Dataset listings of figures:
◆ ◆ ◆ ◆ ◆
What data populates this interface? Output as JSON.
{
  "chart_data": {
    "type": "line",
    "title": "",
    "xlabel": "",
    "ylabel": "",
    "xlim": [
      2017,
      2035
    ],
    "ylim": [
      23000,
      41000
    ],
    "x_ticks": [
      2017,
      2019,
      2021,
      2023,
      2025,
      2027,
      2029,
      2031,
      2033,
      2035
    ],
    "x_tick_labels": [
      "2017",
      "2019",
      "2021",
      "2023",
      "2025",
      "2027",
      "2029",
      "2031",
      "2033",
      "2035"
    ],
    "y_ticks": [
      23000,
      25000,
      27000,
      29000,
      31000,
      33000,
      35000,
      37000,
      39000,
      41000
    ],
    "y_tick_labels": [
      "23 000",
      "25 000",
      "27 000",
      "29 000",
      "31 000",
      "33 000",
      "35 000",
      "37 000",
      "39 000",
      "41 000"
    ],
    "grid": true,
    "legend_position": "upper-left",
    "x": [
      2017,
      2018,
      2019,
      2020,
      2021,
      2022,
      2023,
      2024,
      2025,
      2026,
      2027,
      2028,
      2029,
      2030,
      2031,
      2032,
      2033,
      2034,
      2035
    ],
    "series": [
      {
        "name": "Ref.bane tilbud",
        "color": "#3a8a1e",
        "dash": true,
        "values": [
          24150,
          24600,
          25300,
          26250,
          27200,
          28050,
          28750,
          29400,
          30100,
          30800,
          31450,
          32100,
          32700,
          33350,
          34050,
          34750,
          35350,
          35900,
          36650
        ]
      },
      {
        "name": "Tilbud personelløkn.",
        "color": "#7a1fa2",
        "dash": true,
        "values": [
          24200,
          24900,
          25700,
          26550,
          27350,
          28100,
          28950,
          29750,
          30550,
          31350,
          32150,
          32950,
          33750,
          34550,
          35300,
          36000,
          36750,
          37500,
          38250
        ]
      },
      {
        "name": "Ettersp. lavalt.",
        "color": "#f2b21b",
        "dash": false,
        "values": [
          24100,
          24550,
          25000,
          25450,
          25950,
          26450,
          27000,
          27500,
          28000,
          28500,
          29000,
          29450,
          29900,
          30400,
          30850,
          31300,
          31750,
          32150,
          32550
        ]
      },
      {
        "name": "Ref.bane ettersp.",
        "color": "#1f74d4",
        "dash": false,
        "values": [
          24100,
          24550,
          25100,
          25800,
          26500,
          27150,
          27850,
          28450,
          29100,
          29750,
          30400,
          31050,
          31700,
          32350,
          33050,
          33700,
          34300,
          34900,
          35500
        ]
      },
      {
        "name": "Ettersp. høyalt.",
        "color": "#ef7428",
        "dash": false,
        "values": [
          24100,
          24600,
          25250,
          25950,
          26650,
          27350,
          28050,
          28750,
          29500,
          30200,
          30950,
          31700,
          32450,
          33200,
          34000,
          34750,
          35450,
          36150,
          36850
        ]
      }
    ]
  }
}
◆ ◆ ◆ ◆ ◆
## Set task
Extract all the entries word for word.

## Result of the task
What data populates this interface? Output as JSON.
{
  "chart_data": {
    "type": "line",
    "title": "",
    "xlabel": "",
    "ylabel": "",
    "xlim": [
      2017,
      2035
    ],
    "ylim": [
      23000,
      41000
    ],
    "x_ticks": [
      2017,
      2019,
      2021,
      2023,
      2025,
      2027,
      2029,
      2031,
      2033,
      2035
    ],
    "x_tick_labels": [
      "2017",
      "2019",
      "2021",
      "2023",
      "2025",
      "2027",
      "2029",
      "2031",
      "2033",
      "2035"
    ],
    "y_ticks": [
      23000,
      25000,
      27000,
      29000,
      31000,
      33000,
      35000,
      37000,
      39000,
      41000
    ],
    "y_tick_labels": [
      "23 000",
      "25 000",
      "27 000",
      "29 000",
      "31 000",
      "33 000",
      "35 000",
      "37 000",
      "39 000",
      "41 000"
    ],
    "grid": true,
    "legend_position": "upper-left",
    "x": [
      2017,
      2018,
      2019,
      2020,
      2021,
      2022,
      2023,
      2024,
      2025,
      2026,
      2027,
      2028,
      2029,
      2030,
      2031,
      2032,
      2033,
      2034,
      2035
    ],
    "series": [
      {
        "name": "Ref.bane tilbud",
        "color": "#3a8a1e",
        "dash": true,
        "values": [
          24150,
          24600,
          25300,
          26250,
          27200,
          28050,
          28750,
          29400,
          30100,
          30800,
          31450,
          32100,
          32700,
          33350,
          34050,
          34750,
          35350,
          35900,
          36650
        ]
      },
      {
        "name": "Tilbud personelløkn.",
        "color": "#7a1fa2",
        "dash": true,
        "values": [
          24200,
          24900,
          25700,
          26550,
          27350,
          28100,
          28950,
          29750,
          30550,
          31350,
          32150,
          32950,
          33750,
          34550,
          35300,
          36000,
          36750,
          37500,
          38250
        ]
      },
      {
        "name": "Ettersp. lavalt.",
        "color": "#f2b21b",
        "dash": false,
        "values": [
          24100,
          24550,
          25000,
          25450,
          25950,
          26450,
          27000,
          27500,
          28000,
          28500,
          29000,
          29450,
          29900,
          30400,
          30850,
          31300,
          31750,
          32150,
          32550
        ]
      },
      {
        "name": "Ref.bane ettersp.",
        "color": "#1f74d4",
        "dash": false,
        "values": [
          24100,
          24550,
          25100,
          25800,
          26500,
          27150,
          27850,
          28450,
          29100,
          29750,
          30400,
          31050,
          31700,
          32350,
          33050,
          33700,
          34300,
          34900,
          35500
        ]
      },
      {
        "name": "Ettersp. høyalt.",
        "color": "#ef7428",
        "dash": false,
        "values": [
          24100,
          24600,
          25250,
          25950,
          26650,
          27350,
          28050,
          28750,
          29500,
          30200,
          30950,
          31700,
          32450,
          33200,
          34000,
          34750,
          35450,
          36150,
          36850
        ]
      }
    ]
  }
}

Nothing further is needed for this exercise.